* BEGIN *

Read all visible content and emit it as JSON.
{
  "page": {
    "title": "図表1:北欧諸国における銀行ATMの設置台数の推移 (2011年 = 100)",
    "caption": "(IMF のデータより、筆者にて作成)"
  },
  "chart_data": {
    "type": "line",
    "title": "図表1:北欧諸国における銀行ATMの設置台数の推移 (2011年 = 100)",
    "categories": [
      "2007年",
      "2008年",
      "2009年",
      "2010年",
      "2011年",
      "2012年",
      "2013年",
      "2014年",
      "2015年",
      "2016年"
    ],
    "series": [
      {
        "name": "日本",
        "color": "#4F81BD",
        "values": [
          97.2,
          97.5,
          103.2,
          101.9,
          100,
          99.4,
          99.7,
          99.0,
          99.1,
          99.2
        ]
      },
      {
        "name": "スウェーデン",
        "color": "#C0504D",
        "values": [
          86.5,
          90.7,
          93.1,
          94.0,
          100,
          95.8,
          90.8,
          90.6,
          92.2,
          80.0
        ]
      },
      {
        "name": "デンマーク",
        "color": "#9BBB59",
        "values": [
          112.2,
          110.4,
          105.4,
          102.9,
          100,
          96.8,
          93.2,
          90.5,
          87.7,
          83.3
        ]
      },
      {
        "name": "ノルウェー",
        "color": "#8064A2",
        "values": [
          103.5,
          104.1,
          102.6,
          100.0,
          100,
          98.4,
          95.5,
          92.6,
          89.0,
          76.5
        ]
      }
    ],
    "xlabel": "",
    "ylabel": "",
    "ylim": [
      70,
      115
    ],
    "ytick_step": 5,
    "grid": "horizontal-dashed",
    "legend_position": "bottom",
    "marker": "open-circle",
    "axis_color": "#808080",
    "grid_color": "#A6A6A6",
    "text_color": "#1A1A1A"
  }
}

* END *

YOUR TASK: Where a line in the entries holds the word "name", copy that line.

EXERCISE OUTPUT:
        "name": "日本",
        "name": "スウェーデン",
        "name": "デンマーク",
        "name": "ノルウェー",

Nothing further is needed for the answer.